— begin Source material —
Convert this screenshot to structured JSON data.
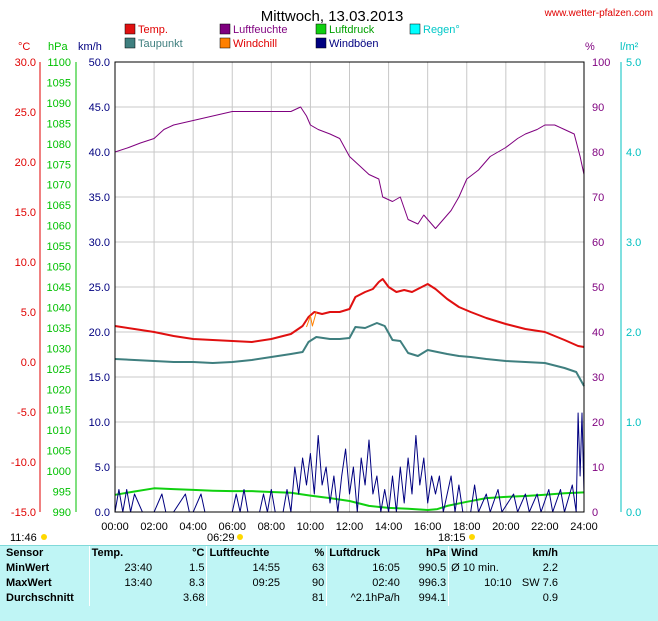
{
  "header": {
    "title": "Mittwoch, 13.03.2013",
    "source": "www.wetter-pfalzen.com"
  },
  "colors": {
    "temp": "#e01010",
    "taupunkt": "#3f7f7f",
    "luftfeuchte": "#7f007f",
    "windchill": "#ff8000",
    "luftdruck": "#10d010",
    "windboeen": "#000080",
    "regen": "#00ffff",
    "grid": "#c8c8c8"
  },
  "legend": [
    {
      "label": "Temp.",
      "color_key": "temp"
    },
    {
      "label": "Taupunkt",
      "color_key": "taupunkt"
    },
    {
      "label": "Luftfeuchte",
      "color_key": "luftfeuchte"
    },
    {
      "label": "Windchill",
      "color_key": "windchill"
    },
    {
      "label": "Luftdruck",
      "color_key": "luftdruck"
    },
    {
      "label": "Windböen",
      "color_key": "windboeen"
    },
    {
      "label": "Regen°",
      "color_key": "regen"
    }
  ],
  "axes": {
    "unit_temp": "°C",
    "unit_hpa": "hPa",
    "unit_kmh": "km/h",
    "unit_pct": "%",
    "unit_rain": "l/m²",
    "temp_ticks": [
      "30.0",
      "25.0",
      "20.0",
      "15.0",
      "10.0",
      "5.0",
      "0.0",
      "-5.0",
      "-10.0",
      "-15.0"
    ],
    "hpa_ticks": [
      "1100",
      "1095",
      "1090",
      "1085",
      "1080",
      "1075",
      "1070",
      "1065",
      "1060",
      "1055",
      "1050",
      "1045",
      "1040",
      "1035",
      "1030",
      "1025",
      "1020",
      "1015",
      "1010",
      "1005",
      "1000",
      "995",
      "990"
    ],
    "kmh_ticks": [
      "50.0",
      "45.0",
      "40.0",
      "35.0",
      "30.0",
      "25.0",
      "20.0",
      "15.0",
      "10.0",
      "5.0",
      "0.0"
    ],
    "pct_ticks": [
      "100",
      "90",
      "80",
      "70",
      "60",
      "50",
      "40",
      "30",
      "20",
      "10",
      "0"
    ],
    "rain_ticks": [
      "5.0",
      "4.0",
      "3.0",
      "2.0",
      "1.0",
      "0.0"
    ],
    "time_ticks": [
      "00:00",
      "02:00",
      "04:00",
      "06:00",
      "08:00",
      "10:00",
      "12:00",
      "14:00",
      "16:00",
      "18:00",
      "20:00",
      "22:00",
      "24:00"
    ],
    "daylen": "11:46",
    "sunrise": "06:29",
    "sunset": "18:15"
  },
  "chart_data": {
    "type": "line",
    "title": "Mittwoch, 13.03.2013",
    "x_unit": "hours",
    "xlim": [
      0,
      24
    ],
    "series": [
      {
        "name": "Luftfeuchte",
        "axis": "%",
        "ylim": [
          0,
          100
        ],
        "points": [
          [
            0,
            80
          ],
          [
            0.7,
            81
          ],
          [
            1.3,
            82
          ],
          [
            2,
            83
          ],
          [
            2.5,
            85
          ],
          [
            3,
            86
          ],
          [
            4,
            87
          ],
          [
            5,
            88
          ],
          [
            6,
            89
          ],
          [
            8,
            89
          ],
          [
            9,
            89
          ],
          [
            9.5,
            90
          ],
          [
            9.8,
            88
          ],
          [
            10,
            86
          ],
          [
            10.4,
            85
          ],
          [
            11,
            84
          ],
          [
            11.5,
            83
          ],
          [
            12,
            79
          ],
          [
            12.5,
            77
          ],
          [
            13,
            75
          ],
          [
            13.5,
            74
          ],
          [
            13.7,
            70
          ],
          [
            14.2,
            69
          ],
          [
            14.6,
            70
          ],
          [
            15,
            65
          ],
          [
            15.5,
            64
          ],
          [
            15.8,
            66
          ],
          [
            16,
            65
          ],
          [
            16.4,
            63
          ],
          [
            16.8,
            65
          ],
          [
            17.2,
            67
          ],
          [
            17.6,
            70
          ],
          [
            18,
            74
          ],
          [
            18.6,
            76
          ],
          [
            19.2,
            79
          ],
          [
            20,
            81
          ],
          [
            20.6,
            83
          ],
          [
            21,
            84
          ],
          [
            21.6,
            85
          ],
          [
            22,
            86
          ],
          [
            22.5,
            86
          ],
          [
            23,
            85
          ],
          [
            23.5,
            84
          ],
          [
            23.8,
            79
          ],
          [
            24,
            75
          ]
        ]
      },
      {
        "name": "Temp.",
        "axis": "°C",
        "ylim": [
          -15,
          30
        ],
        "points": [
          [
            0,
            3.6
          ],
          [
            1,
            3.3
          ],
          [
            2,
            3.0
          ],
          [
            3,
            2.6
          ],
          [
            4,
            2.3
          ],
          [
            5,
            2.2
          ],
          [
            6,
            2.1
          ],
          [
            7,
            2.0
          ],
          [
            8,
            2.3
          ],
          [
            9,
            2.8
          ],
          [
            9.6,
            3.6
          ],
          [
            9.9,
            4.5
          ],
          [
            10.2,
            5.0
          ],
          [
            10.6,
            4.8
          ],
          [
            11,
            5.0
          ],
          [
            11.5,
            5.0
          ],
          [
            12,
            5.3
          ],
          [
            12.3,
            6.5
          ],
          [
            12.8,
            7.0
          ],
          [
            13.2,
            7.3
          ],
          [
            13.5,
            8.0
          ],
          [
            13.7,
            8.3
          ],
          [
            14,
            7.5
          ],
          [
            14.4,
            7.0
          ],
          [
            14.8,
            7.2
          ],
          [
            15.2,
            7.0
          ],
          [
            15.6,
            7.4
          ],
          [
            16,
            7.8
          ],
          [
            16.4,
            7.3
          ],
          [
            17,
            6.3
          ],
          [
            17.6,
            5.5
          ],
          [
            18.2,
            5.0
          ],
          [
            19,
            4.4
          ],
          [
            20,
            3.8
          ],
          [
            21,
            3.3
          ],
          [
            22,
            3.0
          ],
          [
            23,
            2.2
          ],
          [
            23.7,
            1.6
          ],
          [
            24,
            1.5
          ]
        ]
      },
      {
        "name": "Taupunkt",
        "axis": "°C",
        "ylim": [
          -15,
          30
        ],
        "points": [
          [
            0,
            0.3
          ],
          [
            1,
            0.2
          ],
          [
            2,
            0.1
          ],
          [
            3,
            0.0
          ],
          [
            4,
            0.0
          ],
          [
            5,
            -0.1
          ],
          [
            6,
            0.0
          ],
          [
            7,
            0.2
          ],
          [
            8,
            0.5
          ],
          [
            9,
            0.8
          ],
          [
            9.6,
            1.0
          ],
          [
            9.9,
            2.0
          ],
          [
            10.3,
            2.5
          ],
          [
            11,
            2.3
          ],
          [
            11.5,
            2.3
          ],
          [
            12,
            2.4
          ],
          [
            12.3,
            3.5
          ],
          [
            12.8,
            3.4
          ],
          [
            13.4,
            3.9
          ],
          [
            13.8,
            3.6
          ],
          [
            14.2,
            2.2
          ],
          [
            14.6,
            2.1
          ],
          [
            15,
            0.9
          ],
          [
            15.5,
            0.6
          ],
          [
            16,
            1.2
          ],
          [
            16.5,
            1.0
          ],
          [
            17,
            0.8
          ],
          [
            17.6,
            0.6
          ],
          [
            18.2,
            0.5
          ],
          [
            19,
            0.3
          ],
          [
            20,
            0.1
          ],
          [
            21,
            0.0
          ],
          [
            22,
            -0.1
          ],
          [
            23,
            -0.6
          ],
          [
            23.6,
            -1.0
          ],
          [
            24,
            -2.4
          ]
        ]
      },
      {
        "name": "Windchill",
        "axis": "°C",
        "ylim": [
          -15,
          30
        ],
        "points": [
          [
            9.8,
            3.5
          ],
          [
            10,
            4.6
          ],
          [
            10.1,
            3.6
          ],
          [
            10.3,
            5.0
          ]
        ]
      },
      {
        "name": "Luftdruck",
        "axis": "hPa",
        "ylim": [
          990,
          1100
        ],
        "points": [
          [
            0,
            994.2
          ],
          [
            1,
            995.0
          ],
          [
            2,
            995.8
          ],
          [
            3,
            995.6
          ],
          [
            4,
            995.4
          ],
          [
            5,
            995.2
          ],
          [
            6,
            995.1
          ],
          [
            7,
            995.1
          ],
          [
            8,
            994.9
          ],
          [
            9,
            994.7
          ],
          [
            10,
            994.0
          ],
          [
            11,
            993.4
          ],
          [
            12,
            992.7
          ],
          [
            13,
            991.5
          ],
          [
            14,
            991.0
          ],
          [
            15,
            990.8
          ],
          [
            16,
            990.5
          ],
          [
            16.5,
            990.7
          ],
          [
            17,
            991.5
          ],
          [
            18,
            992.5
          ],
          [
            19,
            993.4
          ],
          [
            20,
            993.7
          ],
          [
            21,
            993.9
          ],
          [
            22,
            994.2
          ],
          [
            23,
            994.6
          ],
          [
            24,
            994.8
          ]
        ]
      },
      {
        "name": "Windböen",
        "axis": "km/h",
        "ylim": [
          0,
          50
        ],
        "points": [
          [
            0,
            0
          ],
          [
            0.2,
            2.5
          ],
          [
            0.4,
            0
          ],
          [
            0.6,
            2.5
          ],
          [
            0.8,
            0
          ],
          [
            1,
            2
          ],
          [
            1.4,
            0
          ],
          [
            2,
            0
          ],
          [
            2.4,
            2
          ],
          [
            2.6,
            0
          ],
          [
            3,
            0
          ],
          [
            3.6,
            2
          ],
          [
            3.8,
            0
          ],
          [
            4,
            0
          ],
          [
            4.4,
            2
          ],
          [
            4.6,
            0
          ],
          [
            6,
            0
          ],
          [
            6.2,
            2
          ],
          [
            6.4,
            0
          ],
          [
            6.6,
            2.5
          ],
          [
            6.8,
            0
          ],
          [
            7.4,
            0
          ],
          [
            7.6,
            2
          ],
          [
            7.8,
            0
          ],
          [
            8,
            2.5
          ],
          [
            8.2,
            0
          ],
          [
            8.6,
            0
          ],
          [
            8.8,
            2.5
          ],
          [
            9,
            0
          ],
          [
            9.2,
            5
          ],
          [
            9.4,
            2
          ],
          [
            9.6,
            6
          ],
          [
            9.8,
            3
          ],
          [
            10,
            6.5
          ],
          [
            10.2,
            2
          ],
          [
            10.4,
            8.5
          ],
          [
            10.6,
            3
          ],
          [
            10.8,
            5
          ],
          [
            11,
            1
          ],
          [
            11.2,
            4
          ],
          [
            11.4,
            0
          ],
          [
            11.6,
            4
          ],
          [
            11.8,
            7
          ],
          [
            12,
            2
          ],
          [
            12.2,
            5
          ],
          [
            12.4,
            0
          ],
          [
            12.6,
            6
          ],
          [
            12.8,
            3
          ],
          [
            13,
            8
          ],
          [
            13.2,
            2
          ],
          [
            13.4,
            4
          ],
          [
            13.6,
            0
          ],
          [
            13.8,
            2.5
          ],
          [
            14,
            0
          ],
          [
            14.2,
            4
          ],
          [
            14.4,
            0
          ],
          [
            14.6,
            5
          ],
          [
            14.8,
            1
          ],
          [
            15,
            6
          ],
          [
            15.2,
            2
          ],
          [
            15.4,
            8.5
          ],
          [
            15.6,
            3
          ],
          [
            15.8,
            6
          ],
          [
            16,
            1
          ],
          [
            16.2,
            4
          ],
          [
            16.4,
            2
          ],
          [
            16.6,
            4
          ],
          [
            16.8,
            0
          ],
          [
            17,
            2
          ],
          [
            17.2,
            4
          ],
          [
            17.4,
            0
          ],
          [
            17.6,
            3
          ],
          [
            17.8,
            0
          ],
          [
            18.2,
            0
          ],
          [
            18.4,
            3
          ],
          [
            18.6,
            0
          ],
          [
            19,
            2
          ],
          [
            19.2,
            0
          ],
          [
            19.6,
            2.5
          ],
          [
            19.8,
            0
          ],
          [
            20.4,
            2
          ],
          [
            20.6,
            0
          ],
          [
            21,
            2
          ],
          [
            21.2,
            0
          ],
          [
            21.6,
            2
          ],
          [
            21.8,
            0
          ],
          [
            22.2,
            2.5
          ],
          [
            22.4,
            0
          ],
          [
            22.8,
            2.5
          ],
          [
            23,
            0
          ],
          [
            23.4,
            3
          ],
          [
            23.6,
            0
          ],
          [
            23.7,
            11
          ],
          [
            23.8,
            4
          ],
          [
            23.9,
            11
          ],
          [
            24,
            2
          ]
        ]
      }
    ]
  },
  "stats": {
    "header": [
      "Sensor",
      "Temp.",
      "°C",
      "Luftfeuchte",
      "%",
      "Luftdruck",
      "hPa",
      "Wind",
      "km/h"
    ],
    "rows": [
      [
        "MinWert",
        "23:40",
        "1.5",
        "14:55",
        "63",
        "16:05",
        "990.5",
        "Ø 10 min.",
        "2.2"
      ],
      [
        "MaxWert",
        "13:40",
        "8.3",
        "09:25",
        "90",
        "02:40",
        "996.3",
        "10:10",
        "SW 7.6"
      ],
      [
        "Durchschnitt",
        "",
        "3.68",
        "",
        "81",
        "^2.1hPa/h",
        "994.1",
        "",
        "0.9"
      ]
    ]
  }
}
— end Source material —
▶ [Directive] Extract every line from the records above that contains the word "windboeen".

▶ [Worked answer]
    "windboeen": "#000080",
      "color_key": "windboeen"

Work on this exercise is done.